> **WORK INSTRUCTIONS**: Write out every record in full, exactly as written, please.
━━━━━━━━━━━━━━━━━━━━━━━━━━━━━━
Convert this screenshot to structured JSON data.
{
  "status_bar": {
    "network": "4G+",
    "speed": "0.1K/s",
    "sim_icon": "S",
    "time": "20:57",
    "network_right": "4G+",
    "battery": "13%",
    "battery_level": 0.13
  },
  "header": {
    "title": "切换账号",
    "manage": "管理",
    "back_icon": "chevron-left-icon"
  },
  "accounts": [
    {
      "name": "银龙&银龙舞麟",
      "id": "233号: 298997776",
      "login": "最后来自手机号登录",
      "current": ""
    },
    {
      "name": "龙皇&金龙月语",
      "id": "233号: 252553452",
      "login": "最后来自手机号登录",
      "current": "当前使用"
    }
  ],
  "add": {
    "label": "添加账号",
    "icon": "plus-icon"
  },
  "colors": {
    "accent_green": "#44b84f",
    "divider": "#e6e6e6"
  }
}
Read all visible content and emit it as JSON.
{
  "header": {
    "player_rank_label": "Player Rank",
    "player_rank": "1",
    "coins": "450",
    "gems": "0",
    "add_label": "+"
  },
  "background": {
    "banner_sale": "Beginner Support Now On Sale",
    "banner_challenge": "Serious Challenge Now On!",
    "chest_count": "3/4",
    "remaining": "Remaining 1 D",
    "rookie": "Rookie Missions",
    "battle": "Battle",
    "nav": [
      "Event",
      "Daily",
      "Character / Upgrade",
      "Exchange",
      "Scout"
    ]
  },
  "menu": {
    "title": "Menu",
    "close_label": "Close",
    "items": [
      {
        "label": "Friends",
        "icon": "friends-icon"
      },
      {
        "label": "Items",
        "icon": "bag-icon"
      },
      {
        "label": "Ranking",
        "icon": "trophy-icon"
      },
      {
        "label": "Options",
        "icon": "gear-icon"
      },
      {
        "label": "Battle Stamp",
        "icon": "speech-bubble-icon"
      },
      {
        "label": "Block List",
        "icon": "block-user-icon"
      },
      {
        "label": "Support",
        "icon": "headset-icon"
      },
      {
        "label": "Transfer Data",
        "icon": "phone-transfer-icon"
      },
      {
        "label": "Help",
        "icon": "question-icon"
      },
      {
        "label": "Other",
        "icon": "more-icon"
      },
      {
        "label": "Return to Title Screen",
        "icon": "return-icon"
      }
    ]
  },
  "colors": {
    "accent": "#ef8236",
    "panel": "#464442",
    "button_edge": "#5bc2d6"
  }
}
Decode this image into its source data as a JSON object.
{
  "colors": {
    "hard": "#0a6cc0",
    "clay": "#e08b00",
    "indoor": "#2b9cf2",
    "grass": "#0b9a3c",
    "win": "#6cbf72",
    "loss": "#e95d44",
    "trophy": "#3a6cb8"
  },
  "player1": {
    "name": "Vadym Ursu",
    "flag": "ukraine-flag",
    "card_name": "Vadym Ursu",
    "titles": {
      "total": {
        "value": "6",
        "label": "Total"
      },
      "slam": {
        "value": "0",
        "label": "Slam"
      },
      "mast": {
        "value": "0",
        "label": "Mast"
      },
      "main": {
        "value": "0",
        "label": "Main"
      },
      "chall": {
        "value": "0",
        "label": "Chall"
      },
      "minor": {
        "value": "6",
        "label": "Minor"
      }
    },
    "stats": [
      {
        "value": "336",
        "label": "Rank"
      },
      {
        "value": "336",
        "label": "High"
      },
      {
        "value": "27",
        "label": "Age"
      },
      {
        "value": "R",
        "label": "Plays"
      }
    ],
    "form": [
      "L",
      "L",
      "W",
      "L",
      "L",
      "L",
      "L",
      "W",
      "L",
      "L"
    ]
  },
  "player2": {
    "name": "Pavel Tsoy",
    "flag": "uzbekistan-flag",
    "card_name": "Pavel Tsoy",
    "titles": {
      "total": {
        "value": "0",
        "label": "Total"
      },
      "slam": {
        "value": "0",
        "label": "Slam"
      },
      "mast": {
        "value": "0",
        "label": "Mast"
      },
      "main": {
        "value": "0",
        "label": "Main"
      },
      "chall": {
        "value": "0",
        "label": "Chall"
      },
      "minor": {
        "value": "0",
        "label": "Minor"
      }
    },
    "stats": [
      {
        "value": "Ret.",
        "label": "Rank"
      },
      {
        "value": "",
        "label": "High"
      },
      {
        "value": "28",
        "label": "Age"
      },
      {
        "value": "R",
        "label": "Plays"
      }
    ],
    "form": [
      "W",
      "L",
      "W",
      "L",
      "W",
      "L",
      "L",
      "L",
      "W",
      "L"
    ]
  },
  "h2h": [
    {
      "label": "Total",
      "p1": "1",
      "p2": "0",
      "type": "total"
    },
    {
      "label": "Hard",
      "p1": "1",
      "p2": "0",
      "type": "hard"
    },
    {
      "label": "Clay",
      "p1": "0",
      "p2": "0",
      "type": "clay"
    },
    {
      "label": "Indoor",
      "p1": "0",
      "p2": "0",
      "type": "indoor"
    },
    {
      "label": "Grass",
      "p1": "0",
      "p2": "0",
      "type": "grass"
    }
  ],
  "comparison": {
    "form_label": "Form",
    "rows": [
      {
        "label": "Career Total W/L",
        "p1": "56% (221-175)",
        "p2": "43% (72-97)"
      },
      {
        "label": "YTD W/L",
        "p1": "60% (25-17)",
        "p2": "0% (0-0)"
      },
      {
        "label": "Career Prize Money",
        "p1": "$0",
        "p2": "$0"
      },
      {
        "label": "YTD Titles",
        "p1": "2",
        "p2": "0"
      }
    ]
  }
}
━━━━━━━━━━━━━━━━━━━━━━━━━━━━━━
> **ANSWER TO THIS EXERCISE**:
Convert this screenshot to structured JSON data.
{
  "status_bar": {
    "network": "4G+",
    "speed": "0.1K/s",
    "sim_icon": "S",
    "time": "20:57",
    "network_right": "4G+",
    "battery": "13%",
    "battery_level": 0.13
  },
  "header": {
    "title": "切换账号",
    "manage": "管理",
    "back_icon": "chevron-left-icon"
  },
  "accounts": [
    {
      "name": "银龙&银龙舞麟",
      "id": "233号: 298997776",
      "login": "最后来自手机号登录",
      "current": ""
    },
    {
      "name": "龙皇&金龙月语",
      "id": "233号: 252553452",
      "login": "最后来自手机号登录",
      "current": "当前使用"
    }
  ],
  "add": {
    "label": "添加账号",
    "icon": "plus-icon"
  },
  "colors": {
    "accent_green": "#44b84f",
    "divider": "#e6e6e6"
  }
}
Read all visible content and emit it as JSON.
{
  "header": {
    "player_rank_label": "Player Rank",
    "player_rank": "1",
    "coins": "450",
    "gems": "0",
    "add_label": "+"
  },
  "background": {
    "banner_sale": "Beginner Support Now On Sale",
    "banner_challenge": "Serious Challenge Now On!",
    "chest_count": "3/4",
    "remaining": "Remaining 1 D",
    "rookie": "Rookie Missions",
    "battle": "Battle",
    "nav": [
      "Event",
      "Daily",
      "Character / Upgrade",
      "Exchange",
      "Scout"
    ]
  },
  "menu": {
    "title": "Menu",
    "close_label": "Close",
    "items": [
      {
        "label": "Friends",
        "icon": "friends-icon"
      },
      {
        "label": "Items",
        "icon": "bag-icon"
      },
      {
        "label": "Ranking",
        "icon": "trophy-icon"
      },
      {
        "label": "Options",
        "icon": "gear-icon"
      },
      {
        "label": "Battle Stamp",
        "icon": "speech-bubble-icon"
      },
      {
        "label": "Block List",
        "icon": "block-user-icon"
      },
      {
        "label": "Support",
        "icon": "headset-icon"
      },
      {
        "label": "Transfer Data",
        "icon": "phone-transfer-icon"
      },
      {
        "label": "Help",
        "icon": "question-icon"
      },
      {
        "label": "Other",
        "icon": "more-icon"
      },
      {
        "label": "Return to Title Screen",
        "icon": "return-icon"
      }
    ]
  },
  "colors": {
    "accent": "#ef8236",
    "panel": "#464442",
    "button_edge": "#5bc2d6"
  }
}
Decode this image into its source data as a JSON object.
{
  "colors": {
    "hard": "#0a6cc0",
    "clay": "#e08b00",
    "indoor": "#2b9cf2",
    "grass": "#0b9a3c",
    "win": "#6cbf72",
    "loss": "#e95d44",
    "trophy": "#3a6cb8"
  },
  "player1": {
    "name": "Vadym Ursu",
    "flag": "ukraine-flag",
    "card_name": "Vadym Ursu",
    "titles": {
      "total": {
        "value": "6",
        "label": "Total"
      },
      "slam": {
        "value": "0",
        "label": "Slam"
      },
      "mast": {
        "value": "0",
        "label": "Mast"
      },
      "main": {
        "value": "0",
        "label": "Main"
      },
      "chall": {
        "value": "0",
        "label": "Chall"
      },
      "minor": {
        "value": "6",
        "label": "Minor"
      }
    },
    "stats": [
      {
        "value": "336",
        "label": "Rank"
      },
      {
        "value": "336",
        "label": "High"
      },
      {
        "value": "27",
        "label": "Age"
      },
      {
        "value": "R",
        "label": "Plays"
      }
    ],
    "form": [
      "L",
      "L",
      "W",
      "L",
      "L",
      "L",
      "L",
      "W",
      "L",
      "L"
    ]
  },
  "player2": {
    "name": "Pavel Tsoy",
    "flag": "uzbekistan-flag",
    "card_name": "Pavel Tsoy",
    "titles": {
      "total": {
        "value": "0",
        "label": "Total"
      },
      "slam": {
        "value": "0",
        "label": "Slam"
      },
      "mast": {
        "value": "0",
        "label": "Mast"
      },
      "main": {
        "value": "0",
        "label": "Main"
      },
      "chall": {
        "value": "0",
        "label": "Chall"
      },
      "minor": {
        "value": "0",
        "label": "Minor"
      }
    },
    "stats": [
      {
        "value": "Ret.",
        "label": "Rank"
      },
      {
        "value": "",
        "label": "High"
      },
      {
        "value": "28",
        "label": "Age"
      },
      {
        "value": "R",
        "label": "Plays"
      }
    ],
    "form": [
      "W",
      "L",
      "W",
      "L",
      "W",
      "L",
      "L",
      "L",
      "W",
      "L"
    ]
  },
  "h2h": [
    {
      "label": "Total",
      "p1": "1",
      "p2": "0",
      "type": "total"
    },
    {
      "label": "Hard",
      "p1": "1",
      "p2": "0",
      "type": "hard"
    },
    {
      "label": "Clay",
      "p1": "0",
      "p2": "0",
      "type": "clay"
    },
    {
      "label": "Indoor",
      "p1": "0",
      "p2": "0",
      "type": "indoor"
    },
    {
      "label": "Grass",
      "p1": "0",
      "p2": "0",
      "type": "grass"
    }
  ],
  "comparison": {
    "form_label": "Form",
    "rows": [
      {
        "label": "Career Total W/L",
        "p1": "56% (221-175)",
        "p2": "43% (72-97)"
      },
      {
        "label": "YTD W/L",
        "p1": "60% (25-17)",
        "p2": "0% (0-0)"
      },
      {
        "label": "Career Prize Money",
        "p1": "$0",
        "p2": "$0"
      },
      {
        "label": "YTD Titles",
        "p1": "2",
        "p2": "0"
      }
    ]
  }
}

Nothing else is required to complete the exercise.